***** Raw records

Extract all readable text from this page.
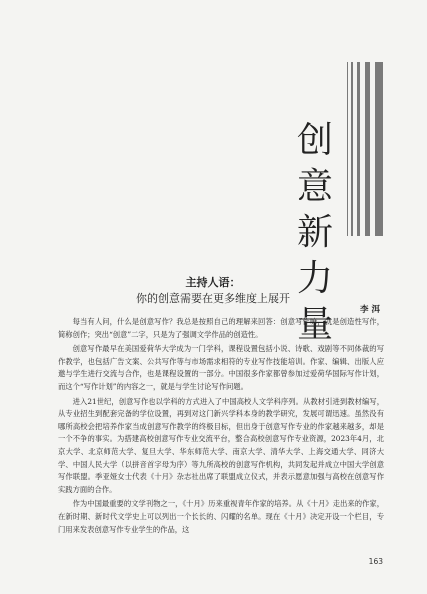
创意新力量
主持人语：
你的创意需要在更多维度上展开
李洱

每当有人问，什么是创意写作？我总是按照自己的理解来回答：创意写作嘛，就是创造性写作，简称创作；突出“创意”二字，只是为了强调文学作品的创造性。

创意写作最早在美国爱荷华大学成为一门学科，课程设置包括小说、诗歌、戏剧等不同体裁的写作教学，也包括广告文案、公共写作等与市场需求相符的专业写作技能培训。作家、编辑、出版人应邀与学生进行交流与合作，也是课程设置的一部分。中国很多作家都曾参加过爱荷华国际写作计划，而这个“写作计划”的内容之一，就是与学生讨论写作问题。

进入21世纪，创意写作也以学科的方式进入了中国高校人文学科序列。从教材引进到教材编写，从专业招生到配套完备的学位设置，再到对这门新兴学科本身的教学研究，发展可谓迅速。虽然没有哪所高校会把培养作家当成创意写作教学的终极目标，但出身于创意写作专业的作家越来越多，却是一个不争的事实。为搭建高校创意写作专业交流平台，整合高校创意写作专业资源，2023年4月，北京大学、北京师范大学、复旦大学、华东师范大学、南京大学、清华大学、上海交通大学、同济大学、中国人民大学（以拼音首字母为序）等九所高校的创意写作机构，共同发起并成立中国大学创意写作联盟。季亚娅女士代表《十月》杂志社出席了联盟成立仪式，并表示愿意加强与高校在创意写作实践方面的合作。

作为中国最重要的文学刊物之一，《十月》历来重视青年作家的培养。从《十月》走出来的作家，在新时期、新时代文学史上可以列出一个长长的、闪耀的名单。现在《十月》决定开设一个栏目，专门用来发表创意写作专业学生的作品，这

163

**********

-- What you should do --
Write out the full listing verbatim, excluding its pictures.

-- Solution for this problem --
Extract all readable text from this page.
创意新力量
主持人语：
你的创意需要在更多维度上展开
李洱

每当有人问，什么是创意写作？我总是按照自己的理解来回答：创意写作嘛，就是创造性写作，简称创作；突出“创意”二字，只是为了强调文学作品的创造性。

创意写作最早在美国爱荷华大学成为一门学科，课程设置包括小说、诗歌、戏剧等不同体裁的写作教学，也包括广告文案、公共写作等与市场需求相符的专业写作技能培训。作家、编辑、出版人应邀与学生进行交流与合作，也是课程设置的一部分。中国很多作家都曾参加过爱荷华国际写作计划，而这个“写作计划”的内容之一，就是与学生讨论写作问题。

进入21世纪，创意写作也以学科的方式进入了中国高校人文学科序列。从教材引进到教材编写，从专业招生到配套完备的学位设置，再到对这门新兴学科本身的教学研究，发展可谓迅速。虽然没有哪所高校会把培养作家当成创意写作教学的终极目标，但出身于创意写作专业的作家越来越多，却是一个不争的事实。为搭建高校创意写作专业交流平台，整合高校创意写作专业资源，2023年4月，北京大学、北京师范大学、复旦大学、华东师范大学、南京大学、清华大学、上海交通大学、同济大学、中国人民大学（以拼音首字母为序）等九所高校的创意写作机构，共同发起并成立中国大学创意写作联盟。季亚娅女士代表《十月》杂志社出席了联盟成立仪式，并表示愿意加强与高校在创意写作实践方面的合作。

作为中国最重要的文学刊物之一，《十月》历来重视青年作家的培养。从《十月》走出来的作家，在新时期、新时代文学史上可以列出一个长长的、闪耀的名单。现在《十月》决定开设一个栏目，专门用来发表创意写作专业学生的作品，这

163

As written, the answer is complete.